> **What the exercise asks**:
Say how many lines hold the string "document"; please write nothing but the number.

> **Record excerpts**:

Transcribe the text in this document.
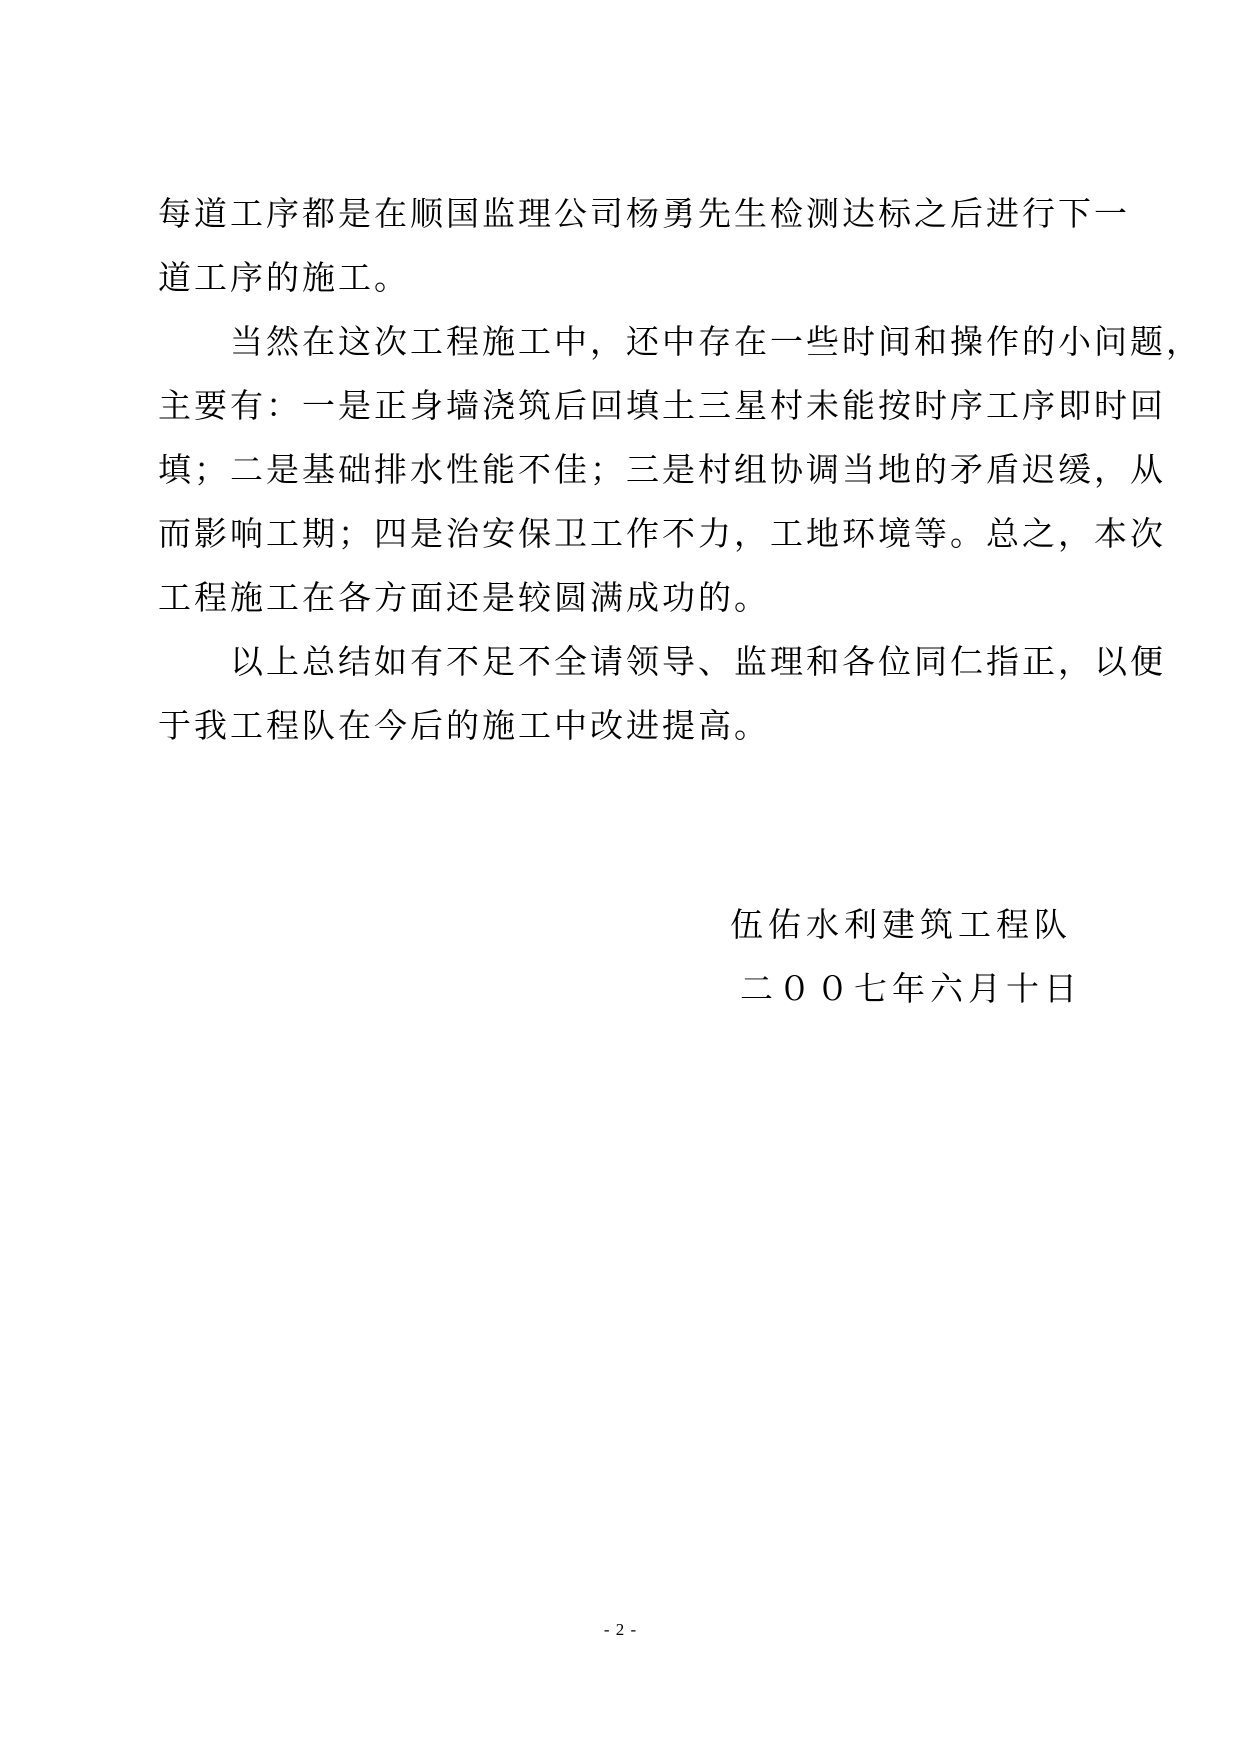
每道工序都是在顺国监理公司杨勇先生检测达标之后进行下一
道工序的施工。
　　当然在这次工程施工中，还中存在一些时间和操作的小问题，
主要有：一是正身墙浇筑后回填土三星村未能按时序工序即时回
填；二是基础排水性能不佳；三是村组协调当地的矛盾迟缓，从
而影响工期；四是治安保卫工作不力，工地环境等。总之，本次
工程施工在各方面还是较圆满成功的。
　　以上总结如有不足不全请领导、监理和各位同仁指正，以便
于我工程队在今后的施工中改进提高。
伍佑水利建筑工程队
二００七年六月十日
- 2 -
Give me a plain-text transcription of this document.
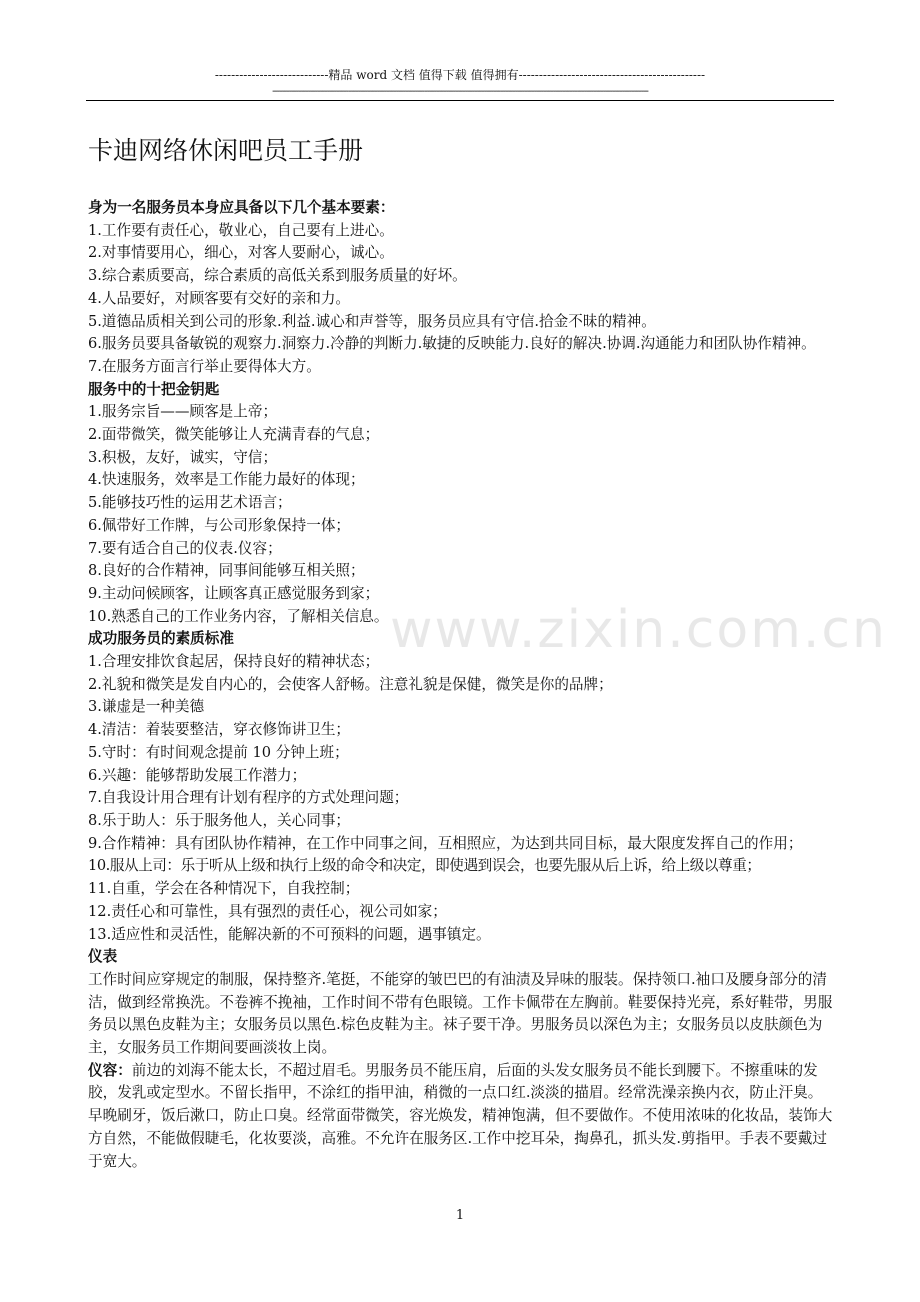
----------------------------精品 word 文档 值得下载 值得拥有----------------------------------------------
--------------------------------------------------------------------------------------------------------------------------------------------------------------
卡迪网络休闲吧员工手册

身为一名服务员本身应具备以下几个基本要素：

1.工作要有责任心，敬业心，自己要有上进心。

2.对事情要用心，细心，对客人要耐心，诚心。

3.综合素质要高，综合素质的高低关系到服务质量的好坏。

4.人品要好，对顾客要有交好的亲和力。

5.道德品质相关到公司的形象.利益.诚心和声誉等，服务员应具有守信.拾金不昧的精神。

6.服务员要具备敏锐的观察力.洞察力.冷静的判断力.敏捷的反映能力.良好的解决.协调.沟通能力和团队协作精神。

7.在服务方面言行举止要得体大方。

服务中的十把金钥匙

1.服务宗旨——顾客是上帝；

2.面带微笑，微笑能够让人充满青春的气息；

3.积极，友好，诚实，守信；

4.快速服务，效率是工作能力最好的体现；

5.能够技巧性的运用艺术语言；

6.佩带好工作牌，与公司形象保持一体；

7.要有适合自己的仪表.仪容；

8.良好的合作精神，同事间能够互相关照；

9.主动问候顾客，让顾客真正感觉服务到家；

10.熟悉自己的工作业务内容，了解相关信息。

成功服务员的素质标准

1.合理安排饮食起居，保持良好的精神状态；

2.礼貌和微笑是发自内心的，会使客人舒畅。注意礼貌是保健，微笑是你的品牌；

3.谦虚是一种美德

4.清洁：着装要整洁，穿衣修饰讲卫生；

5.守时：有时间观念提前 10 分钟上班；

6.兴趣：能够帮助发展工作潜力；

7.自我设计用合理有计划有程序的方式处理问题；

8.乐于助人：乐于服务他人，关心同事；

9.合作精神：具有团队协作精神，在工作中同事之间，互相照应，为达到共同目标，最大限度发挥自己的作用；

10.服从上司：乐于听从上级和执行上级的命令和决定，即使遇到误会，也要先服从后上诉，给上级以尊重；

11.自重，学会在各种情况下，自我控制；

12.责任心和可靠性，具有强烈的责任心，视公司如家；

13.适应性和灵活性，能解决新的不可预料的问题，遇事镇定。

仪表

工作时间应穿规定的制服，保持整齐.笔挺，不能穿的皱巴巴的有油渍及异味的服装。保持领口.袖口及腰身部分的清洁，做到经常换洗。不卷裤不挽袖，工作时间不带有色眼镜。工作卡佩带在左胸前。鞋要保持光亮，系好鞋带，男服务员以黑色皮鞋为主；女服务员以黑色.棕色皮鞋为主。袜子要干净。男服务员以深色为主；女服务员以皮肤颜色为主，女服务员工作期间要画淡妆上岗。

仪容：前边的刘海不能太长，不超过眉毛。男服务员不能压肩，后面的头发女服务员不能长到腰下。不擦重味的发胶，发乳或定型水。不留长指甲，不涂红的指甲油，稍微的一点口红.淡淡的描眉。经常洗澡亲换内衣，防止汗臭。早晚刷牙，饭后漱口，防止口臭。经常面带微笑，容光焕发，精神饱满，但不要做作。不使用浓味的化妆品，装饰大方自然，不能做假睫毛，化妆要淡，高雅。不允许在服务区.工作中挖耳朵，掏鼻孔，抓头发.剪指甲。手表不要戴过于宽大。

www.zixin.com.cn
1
==
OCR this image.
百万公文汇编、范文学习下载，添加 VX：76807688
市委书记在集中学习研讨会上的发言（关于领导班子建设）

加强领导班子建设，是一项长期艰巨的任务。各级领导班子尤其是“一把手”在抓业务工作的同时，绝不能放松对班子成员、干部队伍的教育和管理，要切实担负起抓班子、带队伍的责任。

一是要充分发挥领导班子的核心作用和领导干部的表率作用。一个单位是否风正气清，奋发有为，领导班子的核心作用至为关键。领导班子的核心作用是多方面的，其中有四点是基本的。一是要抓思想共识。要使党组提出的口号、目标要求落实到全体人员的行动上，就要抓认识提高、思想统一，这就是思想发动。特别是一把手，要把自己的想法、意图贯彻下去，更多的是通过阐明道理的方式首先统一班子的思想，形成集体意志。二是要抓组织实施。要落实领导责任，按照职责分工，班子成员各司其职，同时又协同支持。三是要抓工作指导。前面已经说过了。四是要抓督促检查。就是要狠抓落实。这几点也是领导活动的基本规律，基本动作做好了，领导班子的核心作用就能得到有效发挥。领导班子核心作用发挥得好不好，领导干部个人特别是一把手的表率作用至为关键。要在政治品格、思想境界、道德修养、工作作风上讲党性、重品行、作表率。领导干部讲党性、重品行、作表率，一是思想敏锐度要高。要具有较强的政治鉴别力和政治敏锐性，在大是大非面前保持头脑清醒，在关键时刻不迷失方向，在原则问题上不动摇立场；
...
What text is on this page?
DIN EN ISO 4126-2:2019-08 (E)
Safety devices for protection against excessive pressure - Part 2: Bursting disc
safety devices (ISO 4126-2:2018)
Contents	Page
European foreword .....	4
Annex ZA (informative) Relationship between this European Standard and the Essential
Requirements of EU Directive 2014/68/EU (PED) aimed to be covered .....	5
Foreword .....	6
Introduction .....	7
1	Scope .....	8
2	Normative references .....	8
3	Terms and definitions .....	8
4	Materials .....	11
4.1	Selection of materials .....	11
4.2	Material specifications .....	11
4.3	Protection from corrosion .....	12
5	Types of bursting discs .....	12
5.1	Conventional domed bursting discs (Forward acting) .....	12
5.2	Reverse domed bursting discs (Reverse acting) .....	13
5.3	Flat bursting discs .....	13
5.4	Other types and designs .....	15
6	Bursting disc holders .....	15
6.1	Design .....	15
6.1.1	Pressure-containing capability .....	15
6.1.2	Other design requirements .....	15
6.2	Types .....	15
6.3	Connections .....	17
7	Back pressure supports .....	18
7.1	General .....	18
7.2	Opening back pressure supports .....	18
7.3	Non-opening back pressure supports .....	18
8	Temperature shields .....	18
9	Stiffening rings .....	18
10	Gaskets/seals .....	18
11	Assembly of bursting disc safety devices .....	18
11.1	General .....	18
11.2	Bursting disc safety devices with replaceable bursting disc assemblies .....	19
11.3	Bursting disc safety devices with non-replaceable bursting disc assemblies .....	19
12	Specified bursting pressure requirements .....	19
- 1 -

> **Result for this task**:
2